== Problem requirements ==
Copy out all lines that hold "mulieres".

[Stored data entries]
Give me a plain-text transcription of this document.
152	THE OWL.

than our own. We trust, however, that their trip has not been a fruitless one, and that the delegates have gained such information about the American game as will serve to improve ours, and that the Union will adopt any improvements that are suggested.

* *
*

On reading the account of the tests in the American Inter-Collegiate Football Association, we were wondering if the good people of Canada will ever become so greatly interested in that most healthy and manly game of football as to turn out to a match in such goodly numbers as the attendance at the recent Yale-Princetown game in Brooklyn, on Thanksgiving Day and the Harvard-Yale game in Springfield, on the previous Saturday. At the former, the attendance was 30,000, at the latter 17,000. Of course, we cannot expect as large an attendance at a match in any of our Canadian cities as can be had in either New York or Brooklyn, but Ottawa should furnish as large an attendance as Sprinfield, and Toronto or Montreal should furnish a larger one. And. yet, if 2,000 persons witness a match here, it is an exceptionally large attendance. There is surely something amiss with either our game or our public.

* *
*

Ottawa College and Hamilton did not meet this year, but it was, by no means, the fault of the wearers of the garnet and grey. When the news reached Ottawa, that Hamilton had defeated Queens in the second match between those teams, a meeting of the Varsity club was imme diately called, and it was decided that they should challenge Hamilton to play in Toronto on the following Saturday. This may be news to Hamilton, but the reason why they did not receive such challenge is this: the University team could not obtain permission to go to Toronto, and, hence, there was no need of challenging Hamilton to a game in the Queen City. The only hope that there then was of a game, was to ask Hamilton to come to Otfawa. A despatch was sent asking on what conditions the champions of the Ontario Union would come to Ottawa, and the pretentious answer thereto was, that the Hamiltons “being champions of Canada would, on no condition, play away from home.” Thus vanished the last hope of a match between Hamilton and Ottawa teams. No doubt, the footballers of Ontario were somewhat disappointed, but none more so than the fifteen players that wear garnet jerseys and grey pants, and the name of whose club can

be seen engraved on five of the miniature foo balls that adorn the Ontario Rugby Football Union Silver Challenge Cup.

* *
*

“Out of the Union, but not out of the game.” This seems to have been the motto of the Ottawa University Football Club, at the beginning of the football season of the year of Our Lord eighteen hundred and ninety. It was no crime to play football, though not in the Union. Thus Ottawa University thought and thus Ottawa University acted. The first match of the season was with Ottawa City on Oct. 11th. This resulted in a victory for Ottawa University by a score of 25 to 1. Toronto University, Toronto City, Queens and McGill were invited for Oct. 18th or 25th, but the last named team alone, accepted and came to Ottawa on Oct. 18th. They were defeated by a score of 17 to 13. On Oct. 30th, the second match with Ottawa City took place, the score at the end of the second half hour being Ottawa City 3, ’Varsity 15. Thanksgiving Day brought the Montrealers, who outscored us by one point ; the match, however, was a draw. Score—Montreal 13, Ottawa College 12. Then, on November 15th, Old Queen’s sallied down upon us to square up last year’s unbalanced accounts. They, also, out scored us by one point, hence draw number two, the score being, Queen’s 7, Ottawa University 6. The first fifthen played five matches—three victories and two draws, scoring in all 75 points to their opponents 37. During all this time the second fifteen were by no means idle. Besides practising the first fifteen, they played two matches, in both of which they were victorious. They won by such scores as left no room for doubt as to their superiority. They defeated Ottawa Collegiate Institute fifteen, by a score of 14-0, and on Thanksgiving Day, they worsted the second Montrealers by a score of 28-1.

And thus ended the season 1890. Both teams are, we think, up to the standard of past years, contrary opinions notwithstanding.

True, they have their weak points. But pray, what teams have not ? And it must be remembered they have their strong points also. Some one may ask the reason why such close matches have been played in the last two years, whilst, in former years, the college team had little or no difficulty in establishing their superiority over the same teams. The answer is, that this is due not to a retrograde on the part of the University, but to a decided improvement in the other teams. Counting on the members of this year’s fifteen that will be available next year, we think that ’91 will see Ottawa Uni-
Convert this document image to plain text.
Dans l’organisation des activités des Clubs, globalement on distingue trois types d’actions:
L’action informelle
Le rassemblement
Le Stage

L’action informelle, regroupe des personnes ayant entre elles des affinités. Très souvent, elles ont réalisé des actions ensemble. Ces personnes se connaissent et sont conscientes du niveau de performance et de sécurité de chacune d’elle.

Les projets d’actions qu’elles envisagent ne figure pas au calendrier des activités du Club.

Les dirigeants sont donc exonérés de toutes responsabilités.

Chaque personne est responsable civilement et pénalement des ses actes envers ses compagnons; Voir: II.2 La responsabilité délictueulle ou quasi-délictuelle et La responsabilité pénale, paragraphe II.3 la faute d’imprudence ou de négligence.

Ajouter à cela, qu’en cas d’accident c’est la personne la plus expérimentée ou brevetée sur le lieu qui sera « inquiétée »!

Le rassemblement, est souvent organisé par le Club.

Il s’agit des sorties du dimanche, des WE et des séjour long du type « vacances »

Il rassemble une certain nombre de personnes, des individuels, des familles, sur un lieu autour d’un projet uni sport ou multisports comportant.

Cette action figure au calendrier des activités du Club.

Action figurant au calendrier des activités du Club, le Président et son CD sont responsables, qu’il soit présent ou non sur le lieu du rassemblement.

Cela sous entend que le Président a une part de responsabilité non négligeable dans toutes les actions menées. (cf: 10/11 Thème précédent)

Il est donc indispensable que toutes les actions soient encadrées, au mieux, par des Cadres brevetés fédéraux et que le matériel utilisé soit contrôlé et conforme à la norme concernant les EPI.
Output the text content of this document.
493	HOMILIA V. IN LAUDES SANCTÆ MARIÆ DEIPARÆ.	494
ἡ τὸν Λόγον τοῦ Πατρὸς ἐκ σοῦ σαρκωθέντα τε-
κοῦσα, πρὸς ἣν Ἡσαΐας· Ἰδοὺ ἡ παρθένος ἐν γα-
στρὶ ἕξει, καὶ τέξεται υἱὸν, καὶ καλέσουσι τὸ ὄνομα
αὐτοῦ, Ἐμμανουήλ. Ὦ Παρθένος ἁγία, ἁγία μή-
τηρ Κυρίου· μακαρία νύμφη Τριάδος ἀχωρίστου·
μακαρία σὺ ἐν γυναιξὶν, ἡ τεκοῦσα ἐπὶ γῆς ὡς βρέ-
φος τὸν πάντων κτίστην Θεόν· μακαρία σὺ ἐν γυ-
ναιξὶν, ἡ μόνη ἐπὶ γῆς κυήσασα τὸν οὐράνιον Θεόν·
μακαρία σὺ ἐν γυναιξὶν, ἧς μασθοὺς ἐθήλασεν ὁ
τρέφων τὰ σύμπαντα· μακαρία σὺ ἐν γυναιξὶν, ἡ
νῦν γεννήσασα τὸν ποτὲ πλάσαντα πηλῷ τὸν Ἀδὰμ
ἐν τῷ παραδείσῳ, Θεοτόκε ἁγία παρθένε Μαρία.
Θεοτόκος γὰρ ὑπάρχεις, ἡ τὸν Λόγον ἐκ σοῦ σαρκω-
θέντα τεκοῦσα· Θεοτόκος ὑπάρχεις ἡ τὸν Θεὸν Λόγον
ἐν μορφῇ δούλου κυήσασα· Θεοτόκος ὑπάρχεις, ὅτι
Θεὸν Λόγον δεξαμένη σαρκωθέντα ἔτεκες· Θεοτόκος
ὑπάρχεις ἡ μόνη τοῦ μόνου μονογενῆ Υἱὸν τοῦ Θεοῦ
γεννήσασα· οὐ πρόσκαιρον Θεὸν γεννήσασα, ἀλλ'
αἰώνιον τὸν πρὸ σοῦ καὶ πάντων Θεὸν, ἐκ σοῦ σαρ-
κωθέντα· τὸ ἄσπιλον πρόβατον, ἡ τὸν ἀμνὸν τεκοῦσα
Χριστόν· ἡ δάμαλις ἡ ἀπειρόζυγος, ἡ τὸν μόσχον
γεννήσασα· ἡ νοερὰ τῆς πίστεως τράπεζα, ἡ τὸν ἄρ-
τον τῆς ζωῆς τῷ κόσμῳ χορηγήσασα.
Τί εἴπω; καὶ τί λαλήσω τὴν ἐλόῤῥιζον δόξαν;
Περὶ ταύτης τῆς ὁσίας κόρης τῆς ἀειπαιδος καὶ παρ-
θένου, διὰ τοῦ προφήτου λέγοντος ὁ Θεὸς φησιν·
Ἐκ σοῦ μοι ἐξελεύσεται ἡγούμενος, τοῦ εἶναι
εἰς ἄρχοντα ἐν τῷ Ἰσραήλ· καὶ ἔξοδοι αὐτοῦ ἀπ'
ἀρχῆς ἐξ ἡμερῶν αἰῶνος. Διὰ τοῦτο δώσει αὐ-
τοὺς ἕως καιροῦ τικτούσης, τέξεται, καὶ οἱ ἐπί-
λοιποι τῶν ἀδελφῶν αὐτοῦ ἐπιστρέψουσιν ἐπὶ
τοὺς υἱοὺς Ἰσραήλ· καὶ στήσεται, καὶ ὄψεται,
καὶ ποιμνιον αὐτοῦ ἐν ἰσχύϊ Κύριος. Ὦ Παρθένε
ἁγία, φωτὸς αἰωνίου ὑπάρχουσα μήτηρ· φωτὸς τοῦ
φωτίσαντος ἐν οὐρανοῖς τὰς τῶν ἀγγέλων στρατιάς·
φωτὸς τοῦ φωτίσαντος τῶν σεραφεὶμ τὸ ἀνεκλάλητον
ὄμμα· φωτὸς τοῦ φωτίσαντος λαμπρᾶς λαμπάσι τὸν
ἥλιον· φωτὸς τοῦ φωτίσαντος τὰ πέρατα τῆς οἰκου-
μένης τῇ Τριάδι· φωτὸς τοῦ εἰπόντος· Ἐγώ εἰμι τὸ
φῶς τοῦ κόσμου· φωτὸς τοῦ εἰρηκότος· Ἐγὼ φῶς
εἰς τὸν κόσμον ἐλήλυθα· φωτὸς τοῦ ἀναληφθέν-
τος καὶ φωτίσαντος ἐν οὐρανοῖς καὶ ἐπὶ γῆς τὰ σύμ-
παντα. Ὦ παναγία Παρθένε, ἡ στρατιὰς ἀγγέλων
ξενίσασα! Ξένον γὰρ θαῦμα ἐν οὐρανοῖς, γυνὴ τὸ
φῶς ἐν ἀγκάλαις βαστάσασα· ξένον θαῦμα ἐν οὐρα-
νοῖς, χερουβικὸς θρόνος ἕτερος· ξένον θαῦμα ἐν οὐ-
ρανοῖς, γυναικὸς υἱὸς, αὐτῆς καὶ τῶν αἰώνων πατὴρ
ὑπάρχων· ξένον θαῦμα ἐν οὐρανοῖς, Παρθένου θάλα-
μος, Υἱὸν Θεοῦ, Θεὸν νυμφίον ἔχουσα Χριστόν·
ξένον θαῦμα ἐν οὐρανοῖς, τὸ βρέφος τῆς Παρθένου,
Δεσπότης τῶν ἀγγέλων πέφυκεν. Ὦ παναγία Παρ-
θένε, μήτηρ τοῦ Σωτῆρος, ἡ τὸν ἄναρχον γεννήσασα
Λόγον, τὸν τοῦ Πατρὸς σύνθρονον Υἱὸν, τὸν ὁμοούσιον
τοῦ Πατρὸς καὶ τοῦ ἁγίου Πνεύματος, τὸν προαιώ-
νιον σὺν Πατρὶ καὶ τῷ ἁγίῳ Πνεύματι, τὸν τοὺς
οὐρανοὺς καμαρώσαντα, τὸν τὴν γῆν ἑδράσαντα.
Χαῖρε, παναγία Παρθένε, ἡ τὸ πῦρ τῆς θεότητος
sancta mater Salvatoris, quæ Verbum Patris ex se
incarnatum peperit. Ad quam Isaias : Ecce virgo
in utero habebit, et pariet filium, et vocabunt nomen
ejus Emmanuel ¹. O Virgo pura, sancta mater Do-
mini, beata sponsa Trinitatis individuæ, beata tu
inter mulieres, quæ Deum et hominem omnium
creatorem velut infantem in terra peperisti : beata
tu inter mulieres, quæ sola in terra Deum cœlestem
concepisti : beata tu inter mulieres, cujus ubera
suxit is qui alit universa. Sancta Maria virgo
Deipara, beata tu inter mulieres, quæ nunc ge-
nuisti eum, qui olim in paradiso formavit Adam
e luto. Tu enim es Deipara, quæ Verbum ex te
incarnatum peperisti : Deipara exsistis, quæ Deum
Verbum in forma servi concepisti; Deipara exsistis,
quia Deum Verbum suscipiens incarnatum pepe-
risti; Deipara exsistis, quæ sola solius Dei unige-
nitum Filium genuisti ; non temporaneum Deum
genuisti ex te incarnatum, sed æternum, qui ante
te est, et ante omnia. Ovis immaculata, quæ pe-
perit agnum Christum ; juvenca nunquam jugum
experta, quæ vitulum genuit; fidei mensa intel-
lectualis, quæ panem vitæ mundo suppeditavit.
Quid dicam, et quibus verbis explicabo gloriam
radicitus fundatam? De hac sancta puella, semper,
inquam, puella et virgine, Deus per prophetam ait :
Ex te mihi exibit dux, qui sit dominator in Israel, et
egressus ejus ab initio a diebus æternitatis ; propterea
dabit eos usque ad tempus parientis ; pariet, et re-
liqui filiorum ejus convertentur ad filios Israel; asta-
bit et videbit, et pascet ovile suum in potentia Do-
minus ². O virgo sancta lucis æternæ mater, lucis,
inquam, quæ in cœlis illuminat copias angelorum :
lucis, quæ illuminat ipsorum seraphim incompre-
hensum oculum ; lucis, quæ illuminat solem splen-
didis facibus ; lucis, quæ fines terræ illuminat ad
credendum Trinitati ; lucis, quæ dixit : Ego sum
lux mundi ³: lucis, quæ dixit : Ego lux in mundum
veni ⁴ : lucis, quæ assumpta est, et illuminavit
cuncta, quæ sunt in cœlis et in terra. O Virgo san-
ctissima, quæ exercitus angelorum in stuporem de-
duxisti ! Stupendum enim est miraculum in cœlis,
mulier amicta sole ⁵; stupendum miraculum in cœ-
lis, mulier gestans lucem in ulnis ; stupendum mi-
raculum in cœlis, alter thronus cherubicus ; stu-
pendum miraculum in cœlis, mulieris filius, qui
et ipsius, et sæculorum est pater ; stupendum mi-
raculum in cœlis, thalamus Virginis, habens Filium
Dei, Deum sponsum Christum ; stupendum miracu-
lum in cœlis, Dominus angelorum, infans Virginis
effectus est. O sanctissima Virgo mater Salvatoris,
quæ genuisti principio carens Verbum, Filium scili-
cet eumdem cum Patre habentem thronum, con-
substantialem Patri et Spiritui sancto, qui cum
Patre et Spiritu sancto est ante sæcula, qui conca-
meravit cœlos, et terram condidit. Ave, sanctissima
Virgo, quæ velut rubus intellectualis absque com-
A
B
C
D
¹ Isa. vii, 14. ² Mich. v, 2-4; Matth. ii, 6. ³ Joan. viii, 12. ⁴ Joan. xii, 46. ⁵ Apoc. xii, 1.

== Result of this task ==
inter mulieres, quæ Deum et hominem omnium
tu inter mulieres, quæ sola in terra Deum cœlestem
concepisti : beata tu inter mulieres, cujus ubera
Deipara, beata tu inter mulieres, quæ nunc ge-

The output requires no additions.